Figure record extracts
□ □ □ □

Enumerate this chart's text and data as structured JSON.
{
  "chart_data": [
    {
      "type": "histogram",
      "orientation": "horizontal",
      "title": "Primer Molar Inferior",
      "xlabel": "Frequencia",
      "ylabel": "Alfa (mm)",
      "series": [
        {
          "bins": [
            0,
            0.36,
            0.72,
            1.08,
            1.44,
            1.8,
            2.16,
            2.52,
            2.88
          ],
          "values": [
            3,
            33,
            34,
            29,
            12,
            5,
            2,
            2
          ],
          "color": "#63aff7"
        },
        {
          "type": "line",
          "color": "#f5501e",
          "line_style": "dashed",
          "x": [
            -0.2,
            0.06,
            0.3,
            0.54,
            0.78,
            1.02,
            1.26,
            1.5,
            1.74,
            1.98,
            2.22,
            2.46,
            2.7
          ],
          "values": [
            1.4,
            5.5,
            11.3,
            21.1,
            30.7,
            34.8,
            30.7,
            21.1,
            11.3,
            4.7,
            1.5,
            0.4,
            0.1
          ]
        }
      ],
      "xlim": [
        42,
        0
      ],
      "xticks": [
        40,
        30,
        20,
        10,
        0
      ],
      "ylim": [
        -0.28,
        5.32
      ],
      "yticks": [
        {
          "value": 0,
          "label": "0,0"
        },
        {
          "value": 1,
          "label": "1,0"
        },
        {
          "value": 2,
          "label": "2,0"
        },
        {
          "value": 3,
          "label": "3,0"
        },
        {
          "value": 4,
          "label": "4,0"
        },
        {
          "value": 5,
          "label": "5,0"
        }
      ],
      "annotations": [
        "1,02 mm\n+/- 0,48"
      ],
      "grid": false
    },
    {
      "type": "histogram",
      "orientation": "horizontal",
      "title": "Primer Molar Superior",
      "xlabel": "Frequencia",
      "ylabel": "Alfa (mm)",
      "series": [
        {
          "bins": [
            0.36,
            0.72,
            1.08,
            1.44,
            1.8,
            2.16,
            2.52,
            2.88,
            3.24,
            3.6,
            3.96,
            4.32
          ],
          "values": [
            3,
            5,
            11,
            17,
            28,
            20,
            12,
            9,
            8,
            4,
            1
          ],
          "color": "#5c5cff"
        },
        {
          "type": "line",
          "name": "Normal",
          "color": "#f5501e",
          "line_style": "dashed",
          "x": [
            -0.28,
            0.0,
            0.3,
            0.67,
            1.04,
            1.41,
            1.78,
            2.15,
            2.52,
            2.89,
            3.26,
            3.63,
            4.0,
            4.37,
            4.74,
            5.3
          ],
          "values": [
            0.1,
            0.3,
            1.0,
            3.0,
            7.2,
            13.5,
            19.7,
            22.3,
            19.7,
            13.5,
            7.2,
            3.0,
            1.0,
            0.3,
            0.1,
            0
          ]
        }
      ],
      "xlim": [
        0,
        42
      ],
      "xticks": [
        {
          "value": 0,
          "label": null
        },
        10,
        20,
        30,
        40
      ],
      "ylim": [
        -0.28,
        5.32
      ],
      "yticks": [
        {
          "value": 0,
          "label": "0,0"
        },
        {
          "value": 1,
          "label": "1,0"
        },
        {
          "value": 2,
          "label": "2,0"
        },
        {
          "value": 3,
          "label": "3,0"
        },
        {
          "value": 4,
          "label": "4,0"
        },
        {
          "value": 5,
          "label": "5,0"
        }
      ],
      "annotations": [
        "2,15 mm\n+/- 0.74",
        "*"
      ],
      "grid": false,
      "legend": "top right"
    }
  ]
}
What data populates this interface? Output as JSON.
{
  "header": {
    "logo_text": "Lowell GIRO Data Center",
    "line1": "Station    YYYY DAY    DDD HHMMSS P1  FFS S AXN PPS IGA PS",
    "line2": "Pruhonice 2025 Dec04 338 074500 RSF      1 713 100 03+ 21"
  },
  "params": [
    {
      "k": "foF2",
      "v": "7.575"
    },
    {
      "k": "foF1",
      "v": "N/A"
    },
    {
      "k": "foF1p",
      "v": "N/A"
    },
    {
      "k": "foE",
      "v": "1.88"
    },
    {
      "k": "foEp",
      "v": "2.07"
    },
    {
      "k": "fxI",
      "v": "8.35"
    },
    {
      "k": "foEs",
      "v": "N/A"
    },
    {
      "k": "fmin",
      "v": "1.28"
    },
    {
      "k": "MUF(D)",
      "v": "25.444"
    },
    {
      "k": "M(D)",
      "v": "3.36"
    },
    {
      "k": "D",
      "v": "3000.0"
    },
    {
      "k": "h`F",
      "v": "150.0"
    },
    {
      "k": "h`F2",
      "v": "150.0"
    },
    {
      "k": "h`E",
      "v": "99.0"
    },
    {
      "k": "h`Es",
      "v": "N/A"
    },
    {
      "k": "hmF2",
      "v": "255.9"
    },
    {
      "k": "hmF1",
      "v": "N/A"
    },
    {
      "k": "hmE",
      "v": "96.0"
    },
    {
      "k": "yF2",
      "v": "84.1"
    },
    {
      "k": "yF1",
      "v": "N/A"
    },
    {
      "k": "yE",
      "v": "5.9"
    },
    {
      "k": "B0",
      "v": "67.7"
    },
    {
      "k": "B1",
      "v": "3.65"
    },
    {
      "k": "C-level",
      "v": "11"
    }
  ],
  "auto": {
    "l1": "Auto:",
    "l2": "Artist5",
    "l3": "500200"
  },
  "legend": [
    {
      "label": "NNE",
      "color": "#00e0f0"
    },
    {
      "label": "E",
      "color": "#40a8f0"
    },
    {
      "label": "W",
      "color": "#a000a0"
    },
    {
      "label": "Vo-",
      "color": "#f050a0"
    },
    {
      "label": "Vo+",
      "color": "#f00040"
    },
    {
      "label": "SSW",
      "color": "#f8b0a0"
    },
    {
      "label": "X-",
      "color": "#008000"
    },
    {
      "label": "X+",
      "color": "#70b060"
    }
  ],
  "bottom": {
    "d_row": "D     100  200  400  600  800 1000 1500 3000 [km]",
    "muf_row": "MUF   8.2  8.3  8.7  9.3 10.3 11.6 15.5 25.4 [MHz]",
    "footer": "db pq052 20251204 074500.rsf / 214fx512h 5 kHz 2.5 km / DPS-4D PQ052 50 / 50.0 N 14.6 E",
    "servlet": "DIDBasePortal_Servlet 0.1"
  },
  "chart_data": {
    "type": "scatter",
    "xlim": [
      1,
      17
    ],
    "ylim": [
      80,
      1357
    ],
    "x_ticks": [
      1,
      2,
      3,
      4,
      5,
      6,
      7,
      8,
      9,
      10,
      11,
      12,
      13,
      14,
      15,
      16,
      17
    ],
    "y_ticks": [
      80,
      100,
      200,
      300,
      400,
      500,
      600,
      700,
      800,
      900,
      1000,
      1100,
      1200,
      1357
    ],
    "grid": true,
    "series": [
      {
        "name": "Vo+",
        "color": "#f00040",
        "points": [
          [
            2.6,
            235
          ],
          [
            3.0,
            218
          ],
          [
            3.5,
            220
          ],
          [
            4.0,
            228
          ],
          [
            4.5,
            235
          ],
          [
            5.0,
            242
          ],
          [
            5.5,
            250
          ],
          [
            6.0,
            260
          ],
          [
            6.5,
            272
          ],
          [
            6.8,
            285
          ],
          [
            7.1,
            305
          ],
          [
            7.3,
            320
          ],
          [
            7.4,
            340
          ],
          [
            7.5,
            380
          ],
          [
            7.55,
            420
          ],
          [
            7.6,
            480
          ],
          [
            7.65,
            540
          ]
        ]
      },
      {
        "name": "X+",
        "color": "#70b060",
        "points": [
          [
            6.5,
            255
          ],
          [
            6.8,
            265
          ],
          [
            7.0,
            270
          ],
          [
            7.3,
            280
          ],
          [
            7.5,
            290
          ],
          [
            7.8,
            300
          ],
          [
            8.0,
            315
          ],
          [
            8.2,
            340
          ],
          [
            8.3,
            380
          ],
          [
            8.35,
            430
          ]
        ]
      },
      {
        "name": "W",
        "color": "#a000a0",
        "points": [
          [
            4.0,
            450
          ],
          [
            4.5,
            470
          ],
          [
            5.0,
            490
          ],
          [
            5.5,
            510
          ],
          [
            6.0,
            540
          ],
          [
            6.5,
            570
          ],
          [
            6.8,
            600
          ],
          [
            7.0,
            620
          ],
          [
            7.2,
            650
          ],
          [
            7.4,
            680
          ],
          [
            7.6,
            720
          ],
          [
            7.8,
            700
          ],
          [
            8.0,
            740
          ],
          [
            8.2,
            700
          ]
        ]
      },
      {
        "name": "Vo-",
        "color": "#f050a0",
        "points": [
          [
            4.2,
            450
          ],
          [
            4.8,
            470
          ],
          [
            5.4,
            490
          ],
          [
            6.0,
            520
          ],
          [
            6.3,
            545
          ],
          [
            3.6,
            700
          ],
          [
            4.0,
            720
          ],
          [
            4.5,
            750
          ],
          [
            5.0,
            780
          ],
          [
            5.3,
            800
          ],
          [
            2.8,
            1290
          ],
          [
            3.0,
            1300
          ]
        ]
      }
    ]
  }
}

□ □ □ □

Directions:
Filter the data for the string "title" and copy every line that has it.

Output:
      "title": "Primer Molar Inferior",
      "title": "Primer Molar Superior",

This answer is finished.